THE TASK:
Restate each of the lines below word for word and drop every picture.

++++++++++

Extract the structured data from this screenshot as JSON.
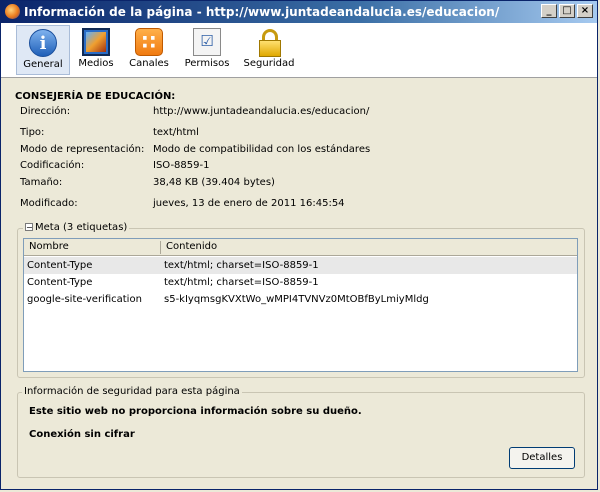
{
  "window": {
    "title": "Información de la página - http://www.juntadeandalucia.es/educacion/",
    "controls": [
      "_",
      "□",
      "×"
    ]
  },
  "toolbar": {
    "items": [
      {
        "label": "General",
        "icon": "info-icon",
        "active": true
      },
      {
        "label": "Medios",
        "icon": "media-icon",
        "active": false
      },
      {
        "label": "Canales",
        "icon": "rss-icon",
        "active": false
      },
      {
        "label": "Permisos",
        "icon": "permissions-icon",
        "active": false
      },
      {
        "label": "Seguridad",
        "icon": "padlock-icon",
        "active": false
      }
    ]
  },
  "general": {
    "page_title": "CONSEJERÍA DE EDUCACIÓN:",
    "address": {
      "label": "Dirección:",
      "value": "http://www.juntadeandalucia.es/educacion/"
    },
    "type": {
      "label": "Tipo:",
      "value": "text/html"
    },
    "render_mode": {
      "label": "Modo de representación:",
      "value": "Modo de compatibilidad con los estándares"
    },
    "encoding": {
      "label": "Codificación:",
      "value": "ISO-8859-1"
    },
    "size": {
      "label": "Tamaño:",
      "value": "38,48 KB (39.404 bytes)"
    },
    "modified": {
      "label": "Modificado:",
      "value": "jueves, 13 de enero de 2011 16:45:54"
    }
  },
  "meta": {
    "legend": "Meta (3 etiquetas)",
    "toggle": "−",
    "columns": [
      "Nombre",
      "Contenido"
    ],
    "rows": [
      {
        "name": "Content-Type",
        "content": "text/html; charset=ISO-8859-1"
      },
      {
        "name": "Content-Type",
        "content": "text/html; charset=ISO-8859-1"
      },
      {
        "name": "google-site-verification",
        "content": "s5-kIyqmsgKVXtWo_wMPI4TVNVz0MtOBfByLmiyMldg"
      }
    ]
  },
  "security": {
    "legend": "Información de seguridad para esta página",
    "owner": "Este sitio web no proporciona información sobre su dueño.",
    "connection": "Conexión sin cifrar",
    "details_button": "Detalles"
  }
}
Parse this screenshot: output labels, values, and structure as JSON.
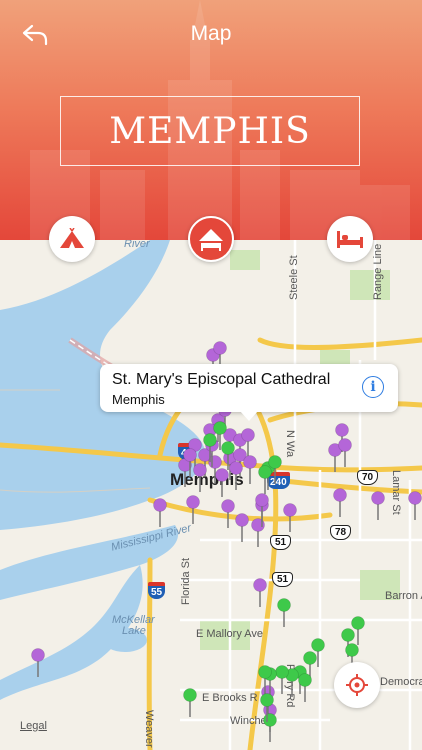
{
  "nav": {
    "title": "Map"
  },
  "header": {
    "city": "MEMPHIS"
  },
  "category_buttons": [
    {
      "name": "attractions",
      "icon": "tent-icon",
      "active": false
    },
    {
      "name": "hotels",
      "icon": "bed-icon",
      "active": true
    },
    {
      "name": "restaurants",
      "icon": "bed-icon",
      "active": false
    }
  ],
  "callout": {
    "title": "St. Mary's Episcopal Cathedral",
    "subtitle": "Memphis"
  },
  "map_labels": {
    "city": "Memphis",
    "river": "River",
    "mississippi": "Mississippi River",
    "mckellar": "McKellar",
    "lake": "Lake",
    "steele": "Steele St",
    "range_line": "Range Line Rd",
    "n_wat": "N Wa",
    "florida": "Florida St",
    "mallory": "E Mallory Ave",
    "perry": "Perry Rd",
    "brooks": "E Brooks R",
    "winches": "Winches",
    "weaver": "Weaver Rd",
    "barron": "Barron A",
    "democrat": "Democrat",
    "lamar": "Lamar St",
    "legal": "Legal"
  },
  "shields": {
    "i40": "40",
    "i240": "240",
    "i55": "55",
    "us51a": "51",
    "us51b": "51",
    "us70": "70",
    "us78": "78"
  },
  "colors": {
    "hotel_pin": "#b466d8",
    "attraction_pin": "#3ec94a",
    "accent": "#e4473a"
  }
}
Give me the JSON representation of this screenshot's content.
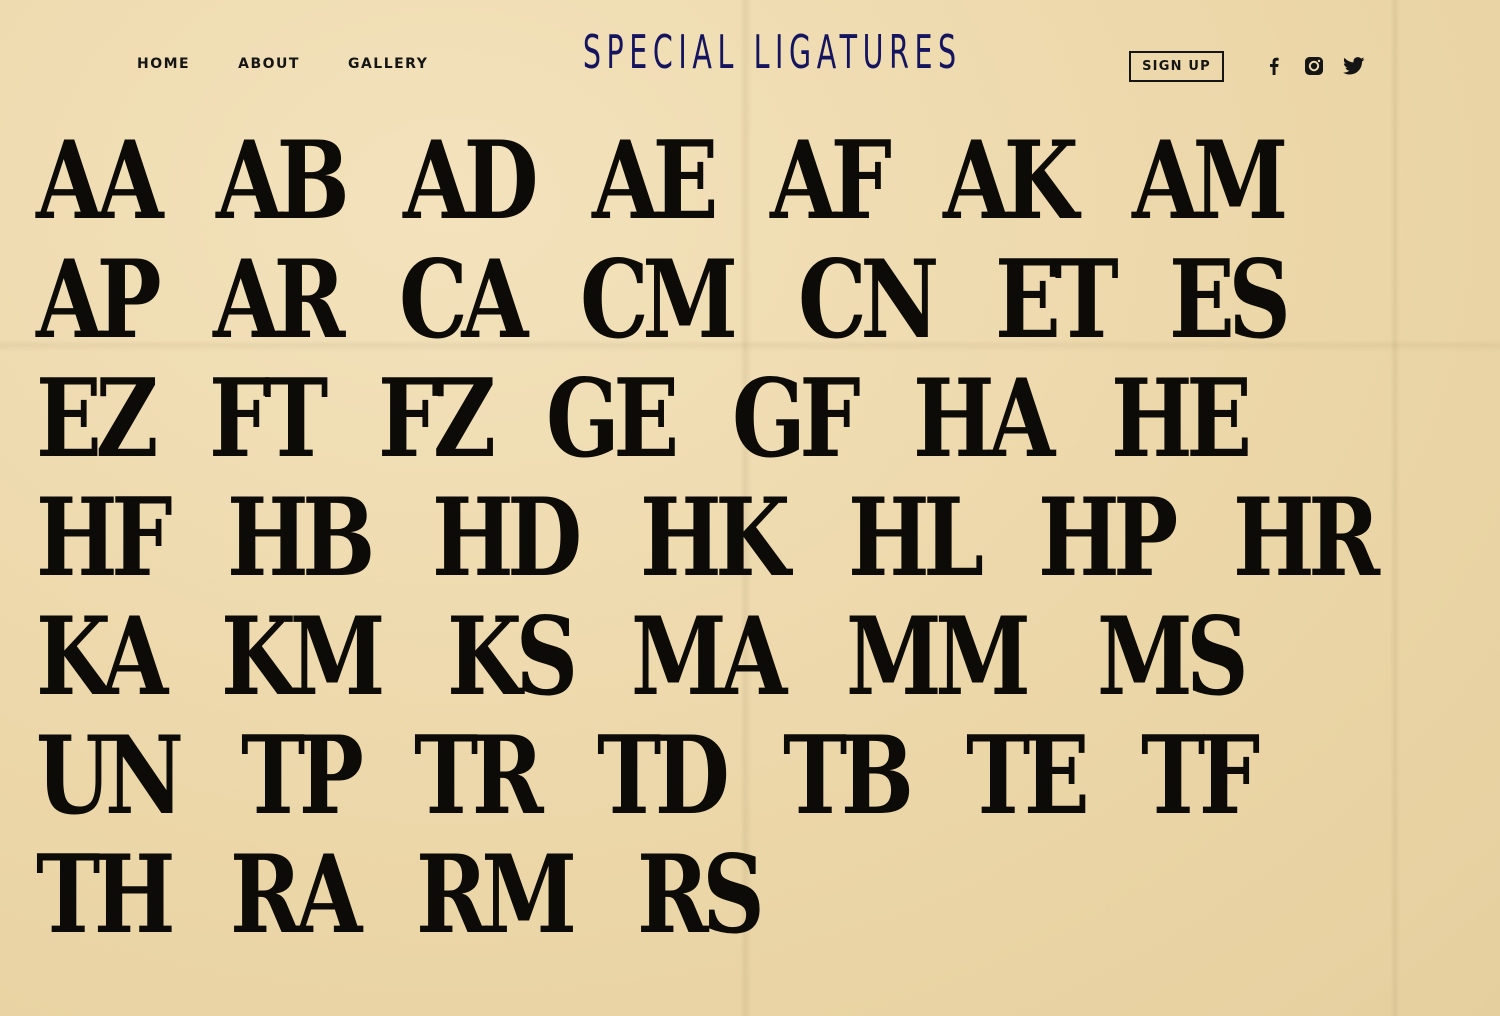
{
  "nav": {
    "items": [
      {
        "label": "HOME"
      },
      {
        "label": "ABOUT"
      },
      {
        "label": "GALLERY"
      }
    ]
  },
  "brand": {
    "title": "SPECIAL LIGATURES",
    "color": "#15145e"
  },
  "header": {
    "signup_label": "SIGN UP"
  },
  "social": {
    "icons": [
      "facebook-icon",
      "instagram-icon",
      "twitter-icon"
    ]
  },
  "ligatures": [
    "AA",
    "AB",
    "AD",
    "AE",
    "AF",
    "AK",
    "AM",
    "AP",
    "AR",
    "CA",
    "CM",
    "CN",
    "ET",
    "ES",
    "EZ",
    "FT",
    "FZ",
    "GE",
    "GF",
    "HA",
    "HE",
    "HF",
    "HB",
    "HD",
    "HK",
    "HL",
    "HP",
    "HR",
    "KA",
    "KM",
    "KS",
    "MA",
    "MM",
    "MS",
    "UN",
    "TP",
    "TR",
    "TD",
    "TB",
    "TE",
    "TF",
    "TH",
    "RA",
    "RM",
    "RS"
  ],
  "colors": {
    "background": "#edd9ad",
    "text": "#0d0b08",
    "brand": "#15145e"
  }
}
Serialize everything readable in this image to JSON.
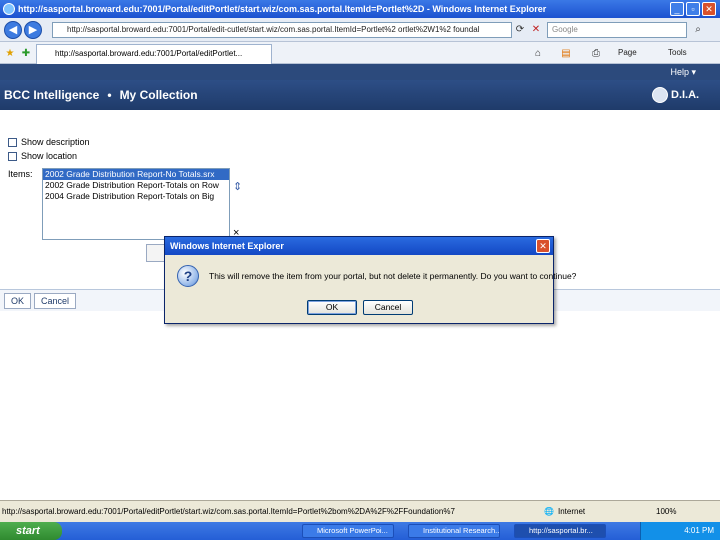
{
  "browser": {
    "window_title": "http://sasportal.broward.edu:7001/Portal/editPortlet/start.wiz/com.sas.portal.ItemId=Portlet%2D - Windows Internet Explorer",
    "address": "http://sasportal.broward.edu:7001/Portal/edit-cutlet/start.wiz/com.sas.portal.ItemId=Portlet%2 ortlet%2W1%2 foundal",
    "search_placeholder": "Google",
    "tab_label": "http://sasportal.broward.edu:7001/Portal/editPortlet...",
    "page_menu": "Page",
    "tools_menu": "Tools",
    "help": "Help"
  },
  "app": {
    "brand": "BCC Intelligence",
    "separator": "•",
    "section": "My Collection",
    "logo_text": "D.I.A."
  },
  "form": {
    "show_description": "Show description",
    "show_location": "Show location",
    "items_label": "Items:",
    "items": [
      "2002 Grade Distribution Report-No Totals.srx",
      "2002 Grade Distribution Report-Totals on Row",
      "2004 Grade Distribution Report-Totals on Big"
    ],
    "selected_index": 0,
    "move_up_glyph": "⇕",
    "remove_glyph": "×",
    "ok": "OK",
    "cancel": "Cancel"
  },
  "dialog": {
    "title": "Windows Internet Explorer",
    "message": "This will remove the item from your portal, but not delete it permanently. Do you want to continue?",
    "ok": "OK",
    "cancel": "Cancel"
  },
  "status": {
    "url": "http://sasportal.broward.edu:7001/Portal/editPortlet/start.wiz/com.sas.portal.ItemId=Portlet%2bom%2DA%2F%2FFoundation%7",
    "zone": "Internet",
    "zoom": "100%"
  },
  "taskbar": {
    "start": "start",
    "tasks": [
      "Microsoft PowerPoi...",
      "Institutional Research...",
      "http://sasportal.br..."
    ],
    "clock": "4:01 PM"
  }
}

++++++++++

CORRECT ANSWER:
Extract the structured data from this screenshot as JSON.
{
  "window": {
    "title": "Información de la página - http://www.juntadeandalucia.es/educacion/",
    "controls": [
      "_",
      "□",
      "×"
    ]
  },
  "toolbar": {
    "items": [
      {
        "label": "General",
        "icon": "info-icon",
        "active": true
      },
      {
        "label": "Medios",
        "icon": "media-icon",
        "active": false
      },
      {
        "label": "Canales",
        "icon": "rss-icon",
        "active": false
      },
      {
        "label": "Permisos",
        "icon": "permissions-icon",
        "active": false
      },
      {
        "label": "Seguridad",
        "icon": "padlock-icon",
        "active": false
      }
    ]
  },
  "general": {
    "page_title": "CONSEJERÍA DE EDUCACIÓN:",
    "address": {
      "label": "Dirección:",
      "value": "http://www.juntadeandalucia.es/educacion/"
    },
    "type": {
      "label": "Tipo:",
      "value": "text/html"
    },
    "render_mode": {
      "label": "Modo de representación:",
      "value": "Modo de compatibilidad con los estándares"
    },
    "encoding": {
      "label": "Codificación:",
      "value": "ISO-8859-1"
    },
    "size": {
      "label": "Tamaño:",
      "value": "38,48 KB (39.404 bytes)"
    },
    "modified": {
      "label": "Modificado:",
      "value": "jueves, 13 de enero de 2011 16:45:54"
    }
  },
  "meta": {
    "legend": "Meta (3 etiquetas)",
    "toggle": "−",
    "columns": [
      "Nombre",
      "Contenido"
    ],
    "rows": [
      {
        "name": "Content-Type",
        "content": "text/html; charset=ISO-8859-1"
      },
      {
        "name": "Content-Type",
        "content": "text/html; charset=ISO-8859-1"
      },
      {
        "name": "google-site-verification",
        "content": "s5-kIyqmsgKVXtWo_wMPI4TVNVz0MtOBfByLmiyMldg"
      }
    ]
  },
  "security": {
    "legend": "Información de seguridad para esta página",
    "owner": "Este sitio web no proporciona información sobre su dueño.",
    "connection": "Conexión sin cifrar",
    "details_button": "Detalles"
  }
}
Parse this screenshot: output labels, values, and structure as JSON.
{
  "nav": {
    "title": "Map"
  },
  "header": {
    "city": "MEMPHIS"
  },
  "category_buttons": [
    {
      "name": "attractions",
      "icon": "tent-icon",
      "active": false
    },
    {
      "name": "hotels",
      "icon": "bed-icon",
      "active": true
    },
    {
      "name": "restaurants",
      "icon": "bed-icon",
      "active": false
    }
  ],
  "callout": {
    "title": "St. Mary's Episcopal Cathedral",
    "subtitle": "Memphis"
  },
  "map_labels": {
    "city": "Memphis",
    "river": "River",
    "mississippi": "Mississippi River",
    "mckellar": "McKellar",
    "lake": "Lake",
    "steele": "Steele St",
    "range_line": "Range Line Rd",
    "n_wat": "N Wa",
    "florida": "Florida St",
    "mallory": "E Mallory Ave",
    "perry": "Perry Rd",
    "brooks": "E Brooks R",
    "winches": "Winches",
    "weaver": "Weaver Rd",
    "barron": "Barron A",
    "democrat": "Democrat",
    "lamar": "Lamar St",
    "legal": "Legal"
  },
  "shields": {
    "i40": "40",
    "i240": "240",
    "i55": "55",
    "us51a": "51",
    "us51b": "51",
    "us70": "70",
    "us78": "78"
  },
  "colors": {
    "hotel_pin": "#b466d8",
    "attraction_pin": "#3ec94a",
    "accent": "#e4473a"
  }
}
Give me the JSON representation of this screenshot's content.
{
  "nav": {
    "items": [
      {
        "label": "HOME"
      },
      {
        "label": "ABOUT"
      },
      {
        "label": "GALLERY"
      }
    ]
  },
  "brand": {
    "title": "SPECIAL LIGATURES",
    "color": "#15145e"
  },
  "header": {
    "signup_label": "SIGN UP"
  },
  "social": {
    "icons": [
      "facebook-icon",
      "instagram-icon",
      "twitter-icon"
    ]
  },
  "ligatures": [
    "AA",
    "AB",
    "AD",
    "AE",
    "AF",
    "AK",
    "AM",
    "AP",
    "AR",
    "CA",
    "CM",
    "CN",
    "ET",
    "ES",
    "EZ",
    "FT",
    "FZ",
    "GE",
    "GF",
    "HA",
    "HE",
    "HF",
    "HB",
    "HD",
    "HK",
    "HL",
    "HP",
    "HR",
    "KA",
    "KM",
    "KS",
    "MA",
    "MM",
    "MS",
    "UN",
    "TP",
    "TR",
    "TD",
    "TB",
    "TE",
    "TF",
    "TH",
    "RA",
    "RM",
    "RS"
  ],
  "colors": {
    "background": "#edd9ad",
    "text": "#0d0b08",
    "brand": "#15145e"
  }
}
Serialize everything readable in this image to JSON.
{
  "browser": {
    "window_title": "http://sasportal.broward.edu:7001/Portal/editPortlet/start.wiz/com.sas.portal.ItemId=Portlet%2D - Windows Internet Explorer",
    "address": "http://sasportal.broward.edu:7001/Portal/edit-cutlet/start.wiz/com.sas.portal.ItemId=Portlet%2 ortlet%2W1%2 foundal",
    "search_placeholder": "Google",
    "tab_label": "http://sasportal.broward.edu:7001/Portal/editPortlet...",
    "page_menu": "Page",
    "tools_menu": "Tools",
    "help": "Help"
  },
  "app": {
    "brand": "BCC Intelligence",
    "separator": "•",
    "section": "My Collection",
    "logo_text": "D.I.A."
  },
  "form": {
    "show_description": "Show description",
    "show_location": "Show location",
    "items_label": "Items:",
    "items": [
      "2002 Grade Distribution Report-No Totals.srx",
      "2002 Grade Distribution Report-Totals on Row",
      "2004 Grade Distribution Report-Totals on Big"
    ],
    "selected_index": 0,
    "move_up_glyph": "⇕",
    "remove_glyph": "×",
    "ok": "OK",
    "cancel": "Cancel"
  },
  "dialog": {
    "title": "Windows Internet Explorer",
    "message": "This will remove the item from your portal, but not delete it permanently. Do you want to continue?",
    "ok": "OK",
    "cancel": "Cancel"
  },
  "status": {
    "url": "http://sasportal.broward.edu:7001/Portal/editPortlet/start.wiz/com.sas.portal.ItemId=Portlet%2bom%2DA%2F%2FFoundation%7",
    "zone": "Internet",
    "zoom": "100%"
  },
  "taskbar": {
    "start": "start",
    "tasks": [
      "Microsoft PowerPoi...",
      "Institutional Research...",
      "http://sasportal.br..."
    ],
    "clock": "4:01 PM"
  }
}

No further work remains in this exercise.